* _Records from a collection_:
────────
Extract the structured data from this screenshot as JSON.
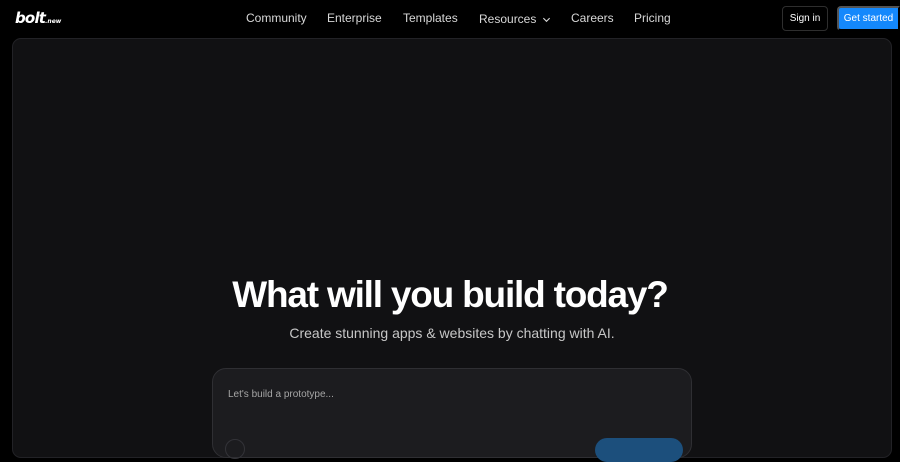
{
  "brand": {
    "logo_main": "bolt",
    "logo_sub": ".new"
  },
  "nav": {
    "community": "Community",
    "enterprise": "Enterprise",
    "templates": "Templates",
    "resources": "Resources",
    "careers": "Careers",
    "pricing": "Pricing"
  },
  "auth": {
    "sign_in": "Sign in",
    "get_started": "Get started"
  },
  "hero": {
    "title": "What will you build today?",
    "subtitle": "Create stunning apps & websites by chatting with AI."
  },
  "prompt": {
    "placeholder": "Let's build a prototype..."
  },
  "colors": {
    "accent": "#1488fc",
    "background": "#000000",
    "panel": "#111113"
  },
  "icons": {
    "resources_chevron": "chevron-down-icon"
  }
}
────────
* _Requirement_:
From the entries above, copy every line that holds the word "build".

* _Answer for the task_:
    "title": "What will you build today?",
    "placeholder": "Let's build a prototype..."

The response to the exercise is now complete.